> Exercise: Please copy out the lines below exactly, starting at the line that contains "- Bar: [398, 49, 400, 319]" and ending at the line that contains "- Bar: [478, 43, 480, 319]", with both of those lines included.

···

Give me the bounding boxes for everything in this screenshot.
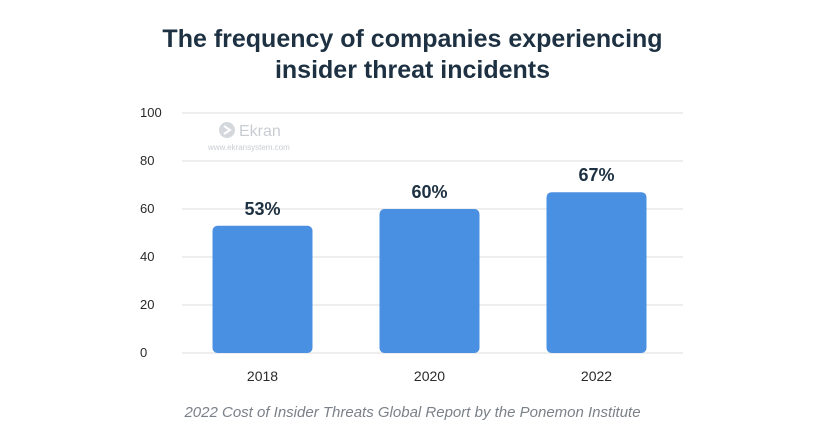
y-tick-label: 80	[140, 153, 154, 168]
x-tick-label-2020: 2020	[414, 368, 445, 384]
data-label-2020: 60%	[411, 182, 447, 202]
data-label-2022: 67%	[578, 165, 614, 185]
watermark-url: www.ekransystem.com	[207, 143, 290, 152]
ekran-logo-icon	[219, 122, 235, 138]
y-tick-label: 100	[140, 105, 162, 120]
watermark: Ekran www.ekransystem.com	[207, 122, 290, 152]
x-axis-labels: 2018 2020 2022	[247, 368, 612, 384]
y-tick-label: 60	[140, 201, 154, 216]
y-tick-label: 40	[140, 249, 154, 264]
chart-title: The frequency of companies experiencing …	[0, 24, 825, 86]
chart-source-caption: 2022 Cost of Insider Threats Global Repo…	[184, 404, 641, 421]
x-tick-label-2018: 2018	[247, 368, 278, 384]
watermark-name: Ekran	[239, 123, 281, 140]
data-label-2018: 53%	[244, 199, 280, 219]
bar-2018	[212, 225, 313, 353]
bar-2020	[379, 209, 480, 353]
chart-title-line-1: The frequency of companies experiencing	[162, 25, 663, 53]
y-axis-ticks: 0 20 40 60 80 100	[140, 105, 162, 360]
chart-title-line-2: insider threat incidents	[274, 56, 551, 84]
y-tick-label: 20	[140, 297, 154, 312]
x-tick-label-2022: 2022	[581, 368, 612, 384]
bar-2022	[546, 192, 647, 353]
y-tick-label: 0	[140, 345, 147, 360]
bars: 53% 60% 67%	[212, 165, 647, 353]
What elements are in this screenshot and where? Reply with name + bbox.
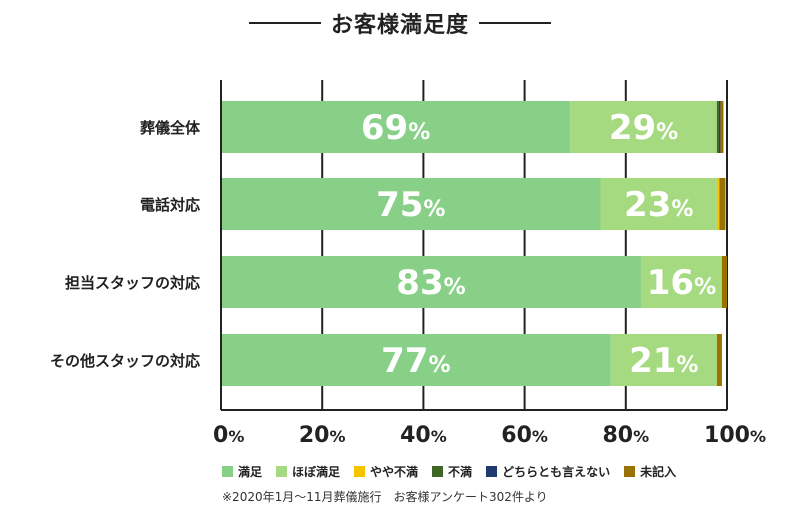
- bar-segment: [640, 256, 722, 308]
- data-label: 16%: [647, 263, 716, 303]
- legend-label: 満足: [238, 464, 263, 479]
- legend-item: 不満: [432, 463, 472, 480]
- bar-segment: [716, 178, 720, 230]
- x-tick-label: 0%: [213, 423, 244, 448]
- x-tick-label: 80%: [602, 423, 649, 448]
- legend-swatch: [486, 465, 498, 477]
- data-label: 21%: [629, 341, 698, 381]
- bar-segment: [716, 101, 719, 153]
- bar-segment: [600, 178, 717, 230]
- legend-swatch: [354, 465, 366, 477]
- x-tick-label: 20%: [299, 423, 346, 448]
- bar-segment: [221, 101, 571, 153]
- bar-segment: [721, 256, 727, 308]
- plot-area: 葬儀全体 69% 29% 電話対応 75% 23% 担当スタッフの対応 83% 16% その他スタ…: [50, 80, 766, 448]
- data-label: 75%: [376, 185, 445, 225]
- x-tick-label: 60%: [501, 423, 548, 448]
- bar-segment: [610, 334, 717, 386]
- data-label: 69%: [361, 108, 430, 148]
- bar-segment: [718, 101, 721, 153]
- legend-label: 不満: [448, 464, 473, 479]
- legend: 満足 ほぼ満足 やや不満 不満 どちらとも言えない 未記入: [222, 462, 690, 480]
- legend-swatch: [276, 465, 288, 477]
- bar-segment: [221, 256, 641, 308]
- category-label: 葬儀全体: [140, 119, 201, 137]
- bar-segment: [221, 334, 611, 386]
- bar-segment: [221, 178, 601, 230]
- legend-label: ほぼ満足: [292, 464, 341, 479]
- legend-swatch: [624, 465, 636, 477]
- bar-segment: [719, 178, 726, 230]
- footnote: ※2020年1月～11月葬儀施行 お客様アンケート302件より: [222, 490, 548, 504]
- category-label: 担当スタッフの対応: [65, 274, 200, 292]
- bar-segment: [720, 101, 724, 153]
- x-tick-label: 40%: [400, 423, 447, 448]
- x-tick-label: 100%: [704, 423, 766, 448]
- bar-segment: [716, 334, 722, 386]
- legend-item: ほぼ満足: [276, 463, 340, 480]
- legend-item: どちらとも言えない: [486, 463, 610, 480]
- data-label: 83%: [396, 263, 465, 303]
- legend-label: やや不満: [370, 464, 419, 479]
- chart-title: お客様満足度: [330, 12, 469, 38]
- data-label: 23%: [624, 185, 693, 225]
- data-label: 29%: [609, 108, 678, 148]
- title-rule-left: [248, 22, 321, 24]
- bar-segment: [570, 101, 717, 153]
- title-rule-right: [479, 22, 551, 24]
- legend-label: 未記入: [640, 464, 677, 479]
- legend-item: 未記入: [624, 463, 676, 480]
- category-label: その他スタッフの対応: [50, 352, 200, 370]
- chart-title-block: お客様満足度: [0, 6, 800, 40]
- legend-label: どちらとも言えない: [502, 464, 611, 479]
- category-label: 電話対応: [140, 196, 200, 214]
- legend-item: 満足: [222, 463, 262, 480]
- legend-swatch: [432, 465, 444, 477]
- legend-swatch: [222, 465, 233, 477]
- legend-item: やや不満: [354, 463, 418, 480]
- data-label: 77%: [381, 341, 450, 381]
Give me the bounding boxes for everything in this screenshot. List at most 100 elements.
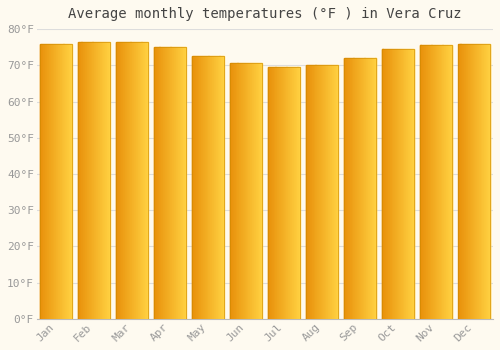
- Bar: [398, 49, 400, 319]
- Bar: [402, 49, 403, 319]
- Bar: [348, 58, 349, 319]
- Bar: [358, 58, 360, 319]
- Bar: [330, 65, 331, 319]
- Bar: [408, 49, 409, 319]
- Bar: [370, 58, 371, 319]
- Bar: [472, 43, 474, 319]
- Bar: [90, 42, 91, 319]
- Bar: [170, 47, 171, 319]
- Bar: [277, 67, 278, 319]
- Bar: [154, 47, 155, 319]
- Bar: [66, 43, 68, 319]
- Bar: [344, 58, 345, 319]
- Bar: [66, 43, 67, 319]
- Bar: [289, 67, 290, 319]
- Bar: [404, 49, 405, 319]
- Bar: [292, 67, 293, 319]
- Bar: [178, 47, 179, 319]
- Bar: [412, 49, 413, 319]
- Title: Average monthly temperatures (°F ) in Vera Cruz: Average monthly temperatures (°F ) in Ve…: [68, 7, 462, 21]
- Bar: [383, 49, 384, 319]
- Bar: [476, 43, 478, 319]
- Bar: [467, 43, 468, 319]
- Bar: [102, 42, 103, 319]
- Bar: [317, 65, 318, 319]
- Bar: [424, 46, 425, 319]
- Bar: [422, 46, 423, 319]
- Bar: [260, 63, 262, 319]
- Bar: [249, 63, 250, 319]
- Bar: [484, 43, 485, 319]
- Bar: [131, 42, 132, 319]
- Bar: [192, 56, 224, 319]
- Bar: [212, 56, 213, 319]
- Bar: [420, 46, 421, 319]
- Bar: [488, 43, 489, 319]
- Bar: [299, 67, 300, 319]
- Bar: [129, 42, 130, 319]
- Bar: [174, 47, 175, 319]
- Bar: [61, 43, 62, 319]
- Bar: [481, 43, 482, 319]
- Bar: [276, 67, 277, 319]
- Bar: [347, 58, 348, 319]
- Bar: [327, 65, 328, 319]
- Bar: [233, 63, 234, 319]
- Bar: [184, 47, 186, 319]
- Bar: [391, 49, 392, 319]
- Bar: [295, 67, 296, 319]
- Bar: [478, 43, 480, 319]
- Bar: [388, 49, 389, 319]
- Bar: [142, 42, 143, 319]
- Bar: [382, 49, 414, 319]
- Bar: [351, 58, 352, 319]
- Bar: [248, 63, 249, 319]
- Bar: [293, 67, 294, 319]
- Bar: [119, 42, 120, 319]
- Bar: [313, 65, 314, 319]
- Bar: [393, 49, 394, 319]
- Bar: [294, 67, 295, 319]
- Bar: [222, 56, 223, 319]
- Bar: [462, 43, 463, 319]
- Bar: [93, 42, 94, 319]
- Bar: [231, 63, 232, 319]
- Bar: [134, 42, 135, 319]
- Bar: [311, 65, 312, 319]
- Bar: [268, 67, 300, 319]
- Bar: [197, 56, 198, 319]
- Bar: [181, 47, 182, 319]
- Bar: [323, 65, 324, 319]
- Bar: [118, 42, 119, 319]
- Bar: [468, 43, 469, 319]
- Bar: [286, 67, 287, 319]
- Bar: [121, 42, 122, 319]
- Bar: [480, 43, 481, 319]
- Bar: [160, 47, 161, 319]
- Bar: [106, 42, 108, 319]
- Bar: [272, 67, 273, 319]
- Bar: [156, 47, 157, 319]
- Bar: [443, 46, 444, 319]
- Bar: [88, 42, 90, 319]
- Bar: [200, 56, 202, 319]
- Bar: [268, 67, 269, 319]
- Bar: [48, 43, 50, 319]
- Bar: [159, 47, 160, 319]
- Bar: [98, 42, 99, 319]
- Bar: [438, 46, 440, 319]
- Bar: [63, 43, 64, 319]
- Bar: [204, 56, 206, 319]
- Bar: [84, 42, 86, 319]
- Bar: [246, 63, 247, 319]
- Bar: [297, 67, 298, 319]
- Bar: [146, 42, 148, 319]
- Bar: [122, 42, 124, 319]
- Bar: [143, 42, 144, 319]
- Bar: [450, 46, 451, 319]
- Bar: [471, 43, 472, 319]
- Bar: [426, 46, 427, 319]
- Bar: [278, 67, 279, 319]
- Bar: [220, 56, 221, 319]
- Bar: [326, 65, 327, 319]
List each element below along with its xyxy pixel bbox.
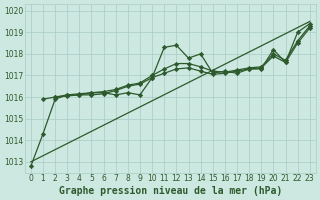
X-axis label: Graphe pression niveau de la mer (hPa): Graphe pression niveau de la mer (hPa) xyxy=(59,186,282,196)
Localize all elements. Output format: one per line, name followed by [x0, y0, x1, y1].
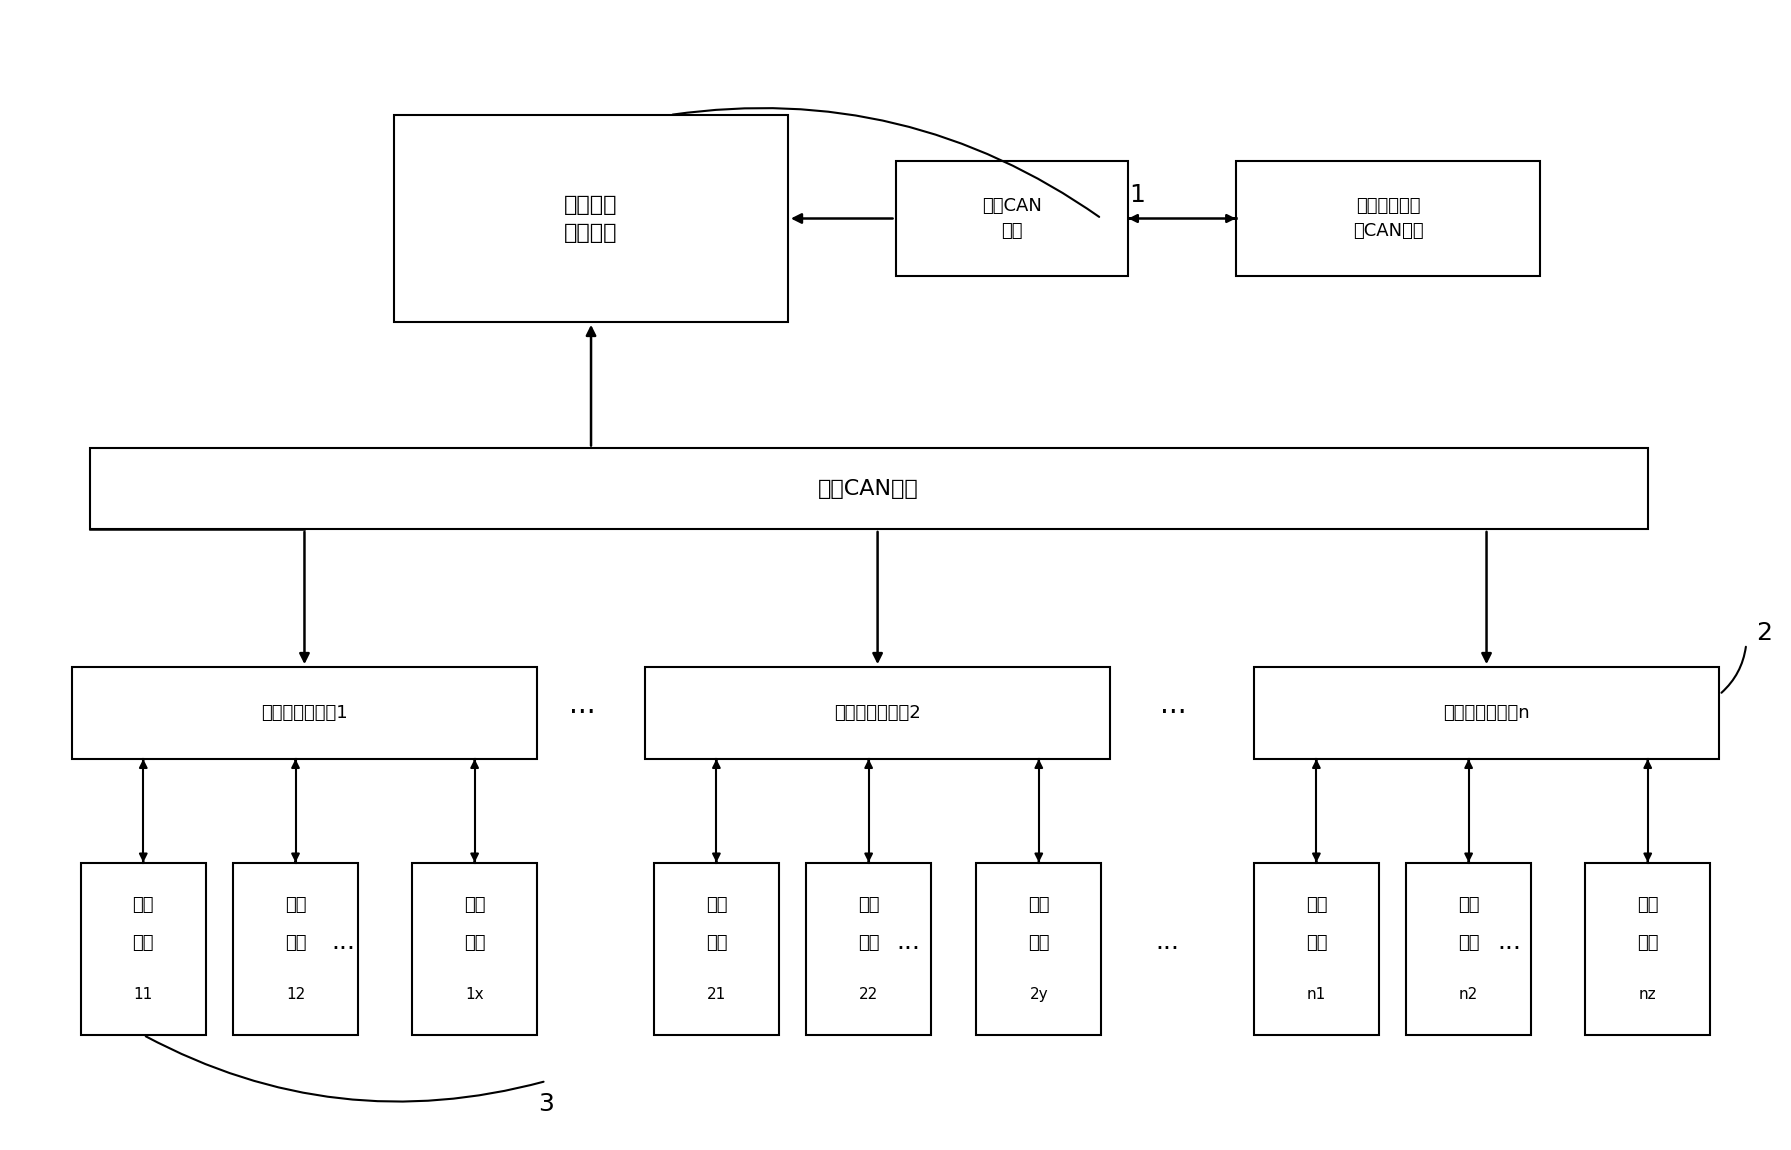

···

> Worked solution:
- Bar: [398, 49, 400, 319]
- Bar: [402, 49, 403, 319]
- Bar: [348, 58, 349, 319]
- Bar: [358, 58, 360, 319]
- Bar: [330, 65, 331, 319]
- Bar: [408, 49, 409, 319]
- Bar: [370, 58, 371, 319]
- Bar: [472, 43, 474, 319]
- Bar: [90, 42, 91, 319]
- Bar: [170, 47, 171, 319]
- Bar: [277, 67, 278, 319]
- Bar: [154, 47, 155, 319]
- Bar: [66, 43, 68, 319]
- Bar: [344, 58, 345, 319]
- Bar: [66, 43, 67, 319]
- Bar: [289, 67, 290, 319]
- Bar: [404, 49, 405, 319]
- Bar: [292, 67, 293, 319]
- Bar: [178, 47, 179, 319]
- Bar: [412, 49, 413, 319]
- Title: Average monthly temperatures (°F ) in Vera Cruz: Average monthly temperatures (°F ) in Ve…: [68, 7, 462, 21]
- Bar: [383, 49, 384, 319]
- Bar: [476, 43, 478, 319]
- Bar: [467, 43, 468, 319]
- Bar: [102, 42, 103, 319]
- Bar: [317, 65, 318, 319]
- Bar: [424, 46, 425, 319]
- Bar: [422, 46, 423, 319]
- Bar: [260, 63, 262, 319]
- Bar: [249, 63, 250, 319]
- Bar: [484, 43, 485, 319]
- Bar: [131, 42, 132, 319]
- Bar: [192, 56, 224, 319]
- Bar: [212, 56, 213, 319]
- Bar: [420, 46, 421, 319]
- Bar: [488, 43, 489, 319]
- Bar: [299, 67, 300, 319]
- Bar: [129, 42, 130, 319]
- Bar: [174, 47, 175, 319]
- Bar: [61, 43, 62, 319]
- Bar: [481, 43, 482, 319]
- Bar: [276, 67, 277, 319]
- Bar: [347, 58, 348, 319]
- Bar: [327, 65, 328, 319]
- Bar: [233, 63, 234, 319]
- Bar: [184, 47, 186, 319]
- Bar: [391, 49, 392, 319]
- Bar: [295, 67, 296, 319]
- Bar: [478, 43, 480, 319]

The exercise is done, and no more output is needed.